Copy each line where the word "style" occurs.
[DATA FOR THIS TASK start]
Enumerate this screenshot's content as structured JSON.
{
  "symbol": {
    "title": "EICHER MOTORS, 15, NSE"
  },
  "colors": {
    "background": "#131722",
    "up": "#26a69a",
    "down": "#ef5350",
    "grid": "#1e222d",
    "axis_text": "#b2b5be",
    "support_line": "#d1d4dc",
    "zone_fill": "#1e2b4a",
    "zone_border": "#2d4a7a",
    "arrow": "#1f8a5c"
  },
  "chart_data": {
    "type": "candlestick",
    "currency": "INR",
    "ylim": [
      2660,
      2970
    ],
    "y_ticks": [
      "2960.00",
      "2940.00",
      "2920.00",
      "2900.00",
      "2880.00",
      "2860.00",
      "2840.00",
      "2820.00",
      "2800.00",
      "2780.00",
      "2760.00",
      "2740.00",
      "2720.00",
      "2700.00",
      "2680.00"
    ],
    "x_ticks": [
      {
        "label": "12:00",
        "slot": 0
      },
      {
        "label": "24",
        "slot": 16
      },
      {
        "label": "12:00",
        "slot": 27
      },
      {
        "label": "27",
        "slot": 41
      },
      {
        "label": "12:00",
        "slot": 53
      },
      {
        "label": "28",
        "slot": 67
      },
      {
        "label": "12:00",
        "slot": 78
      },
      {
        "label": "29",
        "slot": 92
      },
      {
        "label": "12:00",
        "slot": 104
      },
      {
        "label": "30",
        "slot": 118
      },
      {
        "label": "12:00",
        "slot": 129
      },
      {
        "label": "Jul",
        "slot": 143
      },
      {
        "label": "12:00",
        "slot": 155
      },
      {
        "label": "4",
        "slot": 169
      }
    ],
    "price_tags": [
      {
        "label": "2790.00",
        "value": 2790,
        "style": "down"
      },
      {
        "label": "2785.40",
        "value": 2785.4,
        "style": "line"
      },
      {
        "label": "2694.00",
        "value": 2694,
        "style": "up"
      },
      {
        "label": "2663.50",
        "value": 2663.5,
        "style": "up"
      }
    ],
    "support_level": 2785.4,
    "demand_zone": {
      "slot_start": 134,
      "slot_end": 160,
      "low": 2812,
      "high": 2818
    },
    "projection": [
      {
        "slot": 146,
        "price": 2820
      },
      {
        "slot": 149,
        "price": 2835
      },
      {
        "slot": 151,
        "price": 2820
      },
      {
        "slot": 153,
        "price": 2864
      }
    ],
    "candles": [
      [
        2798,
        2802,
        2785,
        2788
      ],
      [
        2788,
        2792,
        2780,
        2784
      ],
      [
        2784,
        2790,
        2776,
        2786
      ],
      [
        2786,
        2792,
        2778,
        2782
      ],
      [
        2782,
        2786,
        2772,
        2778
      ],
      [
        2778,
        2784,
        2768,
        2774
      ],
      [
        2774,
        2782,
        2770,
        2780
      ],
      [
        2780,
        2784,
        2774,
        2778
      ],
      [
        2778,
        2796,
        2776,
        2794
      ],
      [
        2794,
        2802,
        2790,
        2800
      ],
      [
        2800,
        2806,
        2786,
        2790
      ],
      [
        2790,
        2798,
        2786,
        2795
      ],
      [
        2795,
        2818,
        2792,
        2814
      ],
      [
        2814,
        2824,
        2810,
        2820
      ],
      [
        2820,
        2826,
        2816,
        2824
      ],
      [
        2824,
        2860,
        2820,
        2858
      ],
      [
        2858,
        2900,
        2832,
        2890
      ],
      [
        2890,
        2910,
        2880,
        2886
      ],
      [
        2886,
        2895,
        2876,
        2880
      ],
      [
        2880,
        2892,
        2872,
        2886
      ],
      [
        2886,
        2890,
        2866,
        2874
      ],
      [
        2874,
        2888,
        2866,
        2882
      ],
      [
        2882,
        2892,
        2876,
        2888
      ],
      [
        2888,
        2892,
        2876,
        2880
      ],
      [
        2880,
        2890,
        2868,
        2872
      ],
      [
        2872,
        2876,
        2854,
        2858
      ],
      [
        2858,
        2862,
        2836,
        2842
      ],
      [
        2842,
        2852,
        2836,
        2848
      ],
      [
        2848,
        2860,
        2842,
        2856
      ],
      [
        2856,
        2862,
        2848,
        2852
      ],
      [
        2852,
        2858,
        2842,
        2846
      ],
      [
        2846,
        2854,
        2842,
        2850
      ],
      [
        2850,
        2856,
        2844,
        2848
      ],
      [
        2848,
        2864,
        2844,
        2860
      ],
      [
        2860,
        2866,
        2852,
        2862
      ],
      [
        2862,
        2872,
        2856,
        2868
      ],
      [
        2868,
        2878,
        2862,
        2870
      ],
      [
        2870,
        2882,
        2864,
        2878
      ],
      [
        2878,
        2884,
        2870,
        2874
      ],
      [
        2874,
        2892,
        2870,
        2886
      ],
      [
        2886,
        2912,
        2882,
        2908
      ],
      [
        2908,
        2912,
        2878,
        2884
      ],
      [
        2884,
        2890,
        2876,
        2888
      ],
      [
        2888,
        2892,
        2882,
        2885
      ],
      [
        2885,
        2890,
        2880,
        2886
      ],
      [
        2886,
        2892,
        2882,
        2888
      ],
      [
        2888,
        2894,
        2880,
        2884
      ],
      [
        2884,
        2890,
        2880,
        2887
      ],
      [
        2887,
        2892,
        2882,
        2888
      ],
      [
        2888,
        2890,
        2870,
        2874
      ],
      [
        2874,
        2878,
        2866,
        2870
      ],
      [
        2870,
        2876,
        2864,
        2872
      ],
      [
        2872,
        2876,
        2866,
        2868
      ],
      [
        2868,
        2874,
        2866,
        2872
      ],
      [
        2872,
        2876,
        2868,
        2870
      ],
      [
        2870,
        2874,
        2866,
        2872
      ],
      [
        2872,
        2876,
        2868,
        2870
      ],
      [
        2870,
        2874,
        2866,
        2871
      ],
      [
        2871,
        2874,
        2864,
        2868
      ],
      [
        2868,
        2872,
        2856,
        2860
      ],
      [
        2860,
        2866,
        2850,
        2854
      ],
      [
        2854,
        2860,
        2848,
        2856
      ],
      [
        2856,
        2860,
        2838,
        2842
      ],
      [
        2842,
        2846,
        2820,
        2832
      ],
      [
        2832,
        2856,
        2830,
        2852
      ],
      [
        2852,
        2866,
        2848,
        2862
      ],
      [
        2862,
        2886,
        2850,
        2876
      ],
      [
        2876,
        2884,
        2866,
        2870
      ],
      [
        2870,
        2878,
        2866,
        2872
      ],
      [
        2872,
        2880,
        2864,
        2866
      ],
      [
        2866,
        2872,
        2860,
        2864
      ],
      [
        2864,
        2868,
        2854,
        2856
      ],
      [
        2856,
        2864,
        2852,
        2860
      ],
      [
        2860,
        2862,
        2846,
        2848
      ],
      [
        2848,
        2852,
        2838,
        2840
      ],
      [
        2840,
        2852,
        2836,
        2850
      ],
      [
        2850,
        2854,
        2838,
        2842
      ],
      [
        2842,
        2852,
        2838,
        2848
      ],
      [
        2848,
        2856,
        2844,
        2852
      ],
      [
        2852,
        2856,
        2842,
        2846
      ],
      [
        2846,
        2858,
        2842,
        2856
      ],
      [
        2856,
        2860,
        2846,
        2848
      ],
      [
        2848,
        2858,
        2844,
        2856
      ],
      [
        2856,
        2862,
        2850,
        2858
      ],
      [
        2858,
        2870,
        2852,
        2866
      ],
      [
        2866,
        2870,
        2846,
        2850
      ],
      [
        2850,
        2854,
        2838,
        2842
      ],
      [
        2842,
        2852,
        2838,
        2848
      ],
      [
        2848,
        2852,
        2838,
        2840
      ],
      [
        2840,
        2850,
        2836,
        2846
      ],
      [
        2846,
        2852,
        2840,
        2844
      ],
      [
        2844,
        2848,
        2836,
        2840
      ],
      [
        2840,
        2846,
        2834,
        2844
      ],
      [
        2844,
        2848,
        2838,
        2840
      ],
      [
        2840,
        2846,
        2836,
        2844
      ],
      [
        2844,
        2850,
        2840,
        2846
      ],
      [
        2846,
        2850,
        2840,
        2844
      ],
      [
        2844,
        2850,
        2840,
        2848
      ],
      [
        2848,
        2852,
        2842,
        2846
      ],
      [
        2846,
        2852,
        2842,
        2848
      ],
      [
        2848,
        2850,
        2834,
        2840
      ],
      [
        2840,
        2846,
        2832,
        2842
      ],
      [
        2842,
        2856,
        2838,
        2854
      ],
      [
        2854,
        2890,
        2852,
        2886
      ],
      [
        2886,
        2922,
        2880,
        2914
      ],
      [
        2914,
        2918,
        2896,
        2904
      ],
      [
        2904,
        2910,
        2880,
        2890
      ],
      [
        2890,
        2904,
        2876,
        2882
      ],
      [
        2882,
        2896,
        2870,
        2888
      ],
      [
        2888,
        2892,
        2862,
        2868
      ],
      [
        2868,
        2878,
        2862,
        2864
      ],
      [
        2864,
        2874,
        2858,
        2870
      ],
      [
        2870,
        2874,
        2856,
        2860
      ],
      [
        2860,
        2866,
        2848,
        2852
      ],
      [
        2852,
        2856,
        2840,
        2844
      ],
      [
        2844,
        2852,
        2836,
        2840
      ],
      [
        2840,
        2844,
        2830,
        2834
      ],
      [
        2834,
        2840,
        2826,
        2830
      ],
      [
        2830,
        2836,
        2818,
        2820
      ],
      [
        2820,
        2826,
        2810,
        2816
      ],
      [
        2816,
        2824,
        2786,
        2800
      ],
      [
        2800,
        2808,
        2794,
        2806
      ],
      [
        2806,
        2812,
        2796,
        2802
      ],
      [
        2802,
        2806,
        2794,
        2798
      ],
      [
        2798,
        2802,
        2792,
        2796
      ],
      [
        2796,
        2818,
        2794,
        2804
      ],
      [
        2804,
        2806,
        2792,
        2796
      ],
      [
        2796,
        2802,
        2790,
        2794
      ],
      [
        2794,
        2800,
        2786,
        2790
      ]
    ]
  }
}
[DATA FOR THIS TASK end]
COMPLETE RESPONSE:
        "style": "down"
        "style": "line"
        "style": "up"
        "style": "up"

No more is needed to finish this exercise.